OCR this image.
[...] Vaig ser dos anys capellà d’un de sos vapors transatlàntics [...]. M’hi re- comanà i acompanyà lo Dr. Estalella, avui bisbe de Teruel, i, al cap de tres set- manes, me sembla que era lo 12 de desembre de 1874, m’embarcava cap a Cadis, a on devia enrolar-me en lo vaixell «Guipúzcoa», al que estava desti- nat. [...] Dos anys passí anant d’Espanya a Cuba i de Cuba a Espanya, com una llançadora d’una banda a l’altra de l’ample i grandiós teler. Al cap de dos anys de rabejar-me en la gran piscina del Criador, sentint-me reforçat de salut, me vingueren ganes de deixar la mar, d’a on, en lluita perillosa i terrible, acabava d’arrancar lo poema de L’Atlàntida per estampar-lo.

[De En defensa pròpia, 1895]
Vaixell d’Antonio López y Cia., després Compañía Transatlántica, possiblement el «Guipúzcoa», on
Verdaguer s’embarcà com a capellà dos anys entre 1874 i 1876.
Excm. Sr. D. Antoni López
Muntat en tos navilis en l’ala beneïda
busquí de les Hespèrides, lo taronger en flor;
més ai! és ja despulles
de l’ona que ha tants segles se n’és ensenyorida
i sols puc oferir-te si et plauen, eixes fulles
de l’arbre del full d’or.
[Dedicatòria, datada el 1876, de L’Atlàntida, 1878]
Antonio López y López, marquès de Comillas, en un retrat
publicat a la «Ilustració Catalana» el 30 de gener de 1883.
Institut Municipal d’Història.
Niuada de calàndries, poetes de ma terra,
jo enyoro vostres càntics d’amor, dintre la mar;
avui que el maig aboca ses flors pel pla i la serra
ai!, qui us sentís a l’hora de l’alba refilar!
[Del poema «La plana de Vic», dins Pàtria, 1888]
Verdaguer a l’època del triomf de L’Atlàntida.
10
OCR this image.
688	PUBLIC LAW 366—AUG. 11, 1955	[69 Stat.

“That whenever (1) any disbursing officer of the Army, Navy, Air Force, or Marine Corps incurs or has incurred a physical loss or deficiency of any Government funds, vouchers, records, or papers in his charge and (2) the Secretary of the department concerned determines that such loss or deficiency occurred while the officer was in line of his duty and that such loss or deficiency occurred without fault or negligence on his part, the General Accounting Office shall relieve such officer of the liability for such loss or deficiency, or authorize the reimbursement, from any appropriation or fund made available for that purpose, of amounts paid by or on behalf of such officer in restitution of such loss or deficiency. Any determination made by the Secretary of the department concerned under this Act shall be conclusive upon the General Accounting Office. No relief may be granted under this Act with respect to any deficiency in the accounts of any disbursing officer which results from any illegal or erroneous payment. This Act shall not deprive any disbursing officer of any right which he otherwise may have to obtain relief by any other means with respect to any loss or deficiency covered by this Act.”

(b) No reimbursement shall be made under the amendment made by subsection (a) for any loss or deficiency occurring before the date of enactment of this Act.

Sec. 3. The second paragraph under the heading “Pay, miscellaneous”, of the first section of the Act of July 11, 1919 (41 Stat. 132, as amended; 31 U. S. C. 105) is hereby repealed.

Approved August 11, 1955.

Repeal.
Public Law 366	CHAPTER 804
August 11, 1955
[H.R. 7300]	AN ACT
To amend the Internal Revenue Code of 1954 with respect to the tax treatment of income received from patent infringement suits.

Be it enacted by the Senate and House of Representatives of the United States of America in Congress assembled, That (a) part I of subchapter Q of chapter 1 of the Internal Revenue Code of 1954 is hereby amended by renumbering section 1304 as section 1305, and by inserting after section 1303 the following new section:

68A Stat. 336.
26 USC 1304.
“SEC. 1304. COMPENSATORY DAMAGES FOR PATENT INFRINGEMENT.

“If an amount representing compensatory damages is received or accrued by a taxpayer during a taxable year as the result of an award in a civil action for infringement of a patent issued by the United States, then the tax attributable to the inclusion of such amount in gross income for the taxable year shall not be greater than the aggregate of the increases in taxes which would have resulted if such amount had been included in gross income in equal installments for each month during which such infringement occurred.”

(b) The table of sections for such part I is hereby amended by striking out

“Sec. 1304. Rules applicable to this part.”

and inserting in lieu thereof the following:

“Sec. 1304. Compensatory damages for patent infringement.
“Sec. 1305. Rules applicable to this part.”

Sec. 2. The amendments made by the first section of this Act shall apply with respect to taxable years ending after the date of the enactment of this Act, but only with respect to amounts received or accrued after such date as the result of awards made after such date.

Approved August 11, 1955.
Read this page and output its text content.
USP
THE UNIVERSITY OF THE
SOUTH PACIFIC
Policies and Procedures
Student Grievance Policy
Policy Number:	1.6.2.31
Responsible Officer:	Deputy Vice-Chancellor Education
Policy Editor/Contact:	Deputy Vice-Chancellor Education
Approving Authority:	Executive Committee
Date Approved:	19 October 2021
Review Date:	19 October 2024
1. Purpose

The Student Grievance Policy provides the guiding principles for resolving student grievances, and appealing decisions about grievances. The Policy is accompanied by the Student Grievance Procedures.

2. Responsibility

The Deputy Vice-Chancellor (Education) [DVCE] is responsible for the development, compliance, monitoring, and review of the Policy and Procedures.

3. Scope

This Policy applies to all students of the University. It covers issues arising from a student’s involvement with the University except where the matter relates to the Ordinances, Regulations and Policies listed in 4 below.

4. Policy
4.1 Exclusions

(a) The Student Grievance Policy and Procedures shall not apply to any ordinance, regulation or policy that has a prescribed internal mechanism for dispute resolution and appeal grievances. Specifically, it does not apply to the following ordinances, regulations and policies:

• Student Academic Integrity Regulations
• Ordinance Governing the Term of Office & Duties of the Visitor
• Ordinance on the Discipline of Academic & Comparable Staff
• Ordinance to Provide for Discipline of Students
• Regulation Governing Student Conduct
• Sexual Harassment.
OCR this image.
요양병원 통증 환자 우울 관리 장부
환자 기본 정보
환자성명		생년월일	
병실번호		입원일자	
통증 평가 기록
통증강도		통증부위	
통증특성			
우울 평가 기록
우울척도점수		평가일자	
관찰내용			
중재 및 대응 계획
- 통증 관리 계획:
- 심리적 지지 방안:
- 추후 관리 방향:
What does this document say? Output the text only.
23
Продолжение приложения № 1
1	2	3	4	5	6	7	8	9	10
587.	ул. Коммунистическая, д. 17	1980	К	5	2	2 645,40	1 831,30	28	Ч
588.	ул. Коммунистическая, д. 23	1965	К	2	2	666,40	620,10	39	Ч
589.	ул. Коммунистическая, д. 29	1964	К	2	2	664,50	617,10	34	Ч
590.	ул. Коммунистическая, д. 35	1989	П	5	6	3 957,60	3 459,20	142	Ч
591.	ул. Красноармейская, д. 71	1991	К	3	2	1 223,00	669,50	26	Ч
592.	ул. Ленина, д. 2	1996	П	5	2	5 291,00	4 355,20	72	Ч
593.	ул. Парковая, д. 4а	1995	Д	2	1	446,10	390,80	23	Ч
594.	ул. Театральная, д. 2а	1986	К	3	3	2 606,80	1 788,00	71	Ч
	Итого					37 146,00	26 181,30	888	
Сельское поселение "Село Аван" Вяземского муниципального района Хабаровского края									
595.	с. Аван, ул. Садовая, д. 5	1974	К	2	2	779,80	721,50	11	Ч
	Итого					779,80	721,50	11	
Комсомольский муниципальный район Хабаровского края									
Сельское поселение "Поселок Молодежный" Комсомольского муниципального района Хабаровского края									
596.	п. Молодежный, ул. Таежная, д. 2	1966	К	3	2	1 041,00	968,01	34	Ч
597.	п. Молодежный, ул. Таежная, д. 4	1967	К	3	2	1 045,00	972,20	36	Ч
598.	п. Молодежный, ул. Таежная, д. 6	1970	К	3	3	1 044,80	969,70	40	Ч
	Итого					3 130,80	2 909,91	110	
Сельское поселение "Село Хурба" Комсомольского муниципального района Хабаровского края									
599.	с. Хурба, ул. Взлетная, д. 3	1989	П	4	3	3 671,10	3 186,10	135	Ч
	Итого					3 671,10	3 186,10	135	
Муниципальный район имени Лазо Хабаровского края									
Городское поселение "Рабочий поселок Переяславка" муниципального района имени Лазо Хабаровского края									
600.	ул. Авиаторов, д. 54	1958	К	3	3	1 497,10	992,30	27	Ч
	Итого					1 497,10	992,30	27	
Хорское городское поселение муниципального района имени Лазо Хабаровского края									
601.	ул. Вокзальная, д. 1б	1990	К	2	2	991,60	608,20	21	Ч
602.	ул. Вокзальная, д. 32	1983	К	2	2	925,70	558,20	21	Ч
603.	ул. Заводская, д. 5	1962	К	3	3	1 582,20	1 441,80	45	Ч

§ **EXERCISE GOAL**
Which lines contain the word "text"? Copy each one.

§ **EXERCISE RESULT**
Read this page and output its text content.
What does this document say? Output the text only.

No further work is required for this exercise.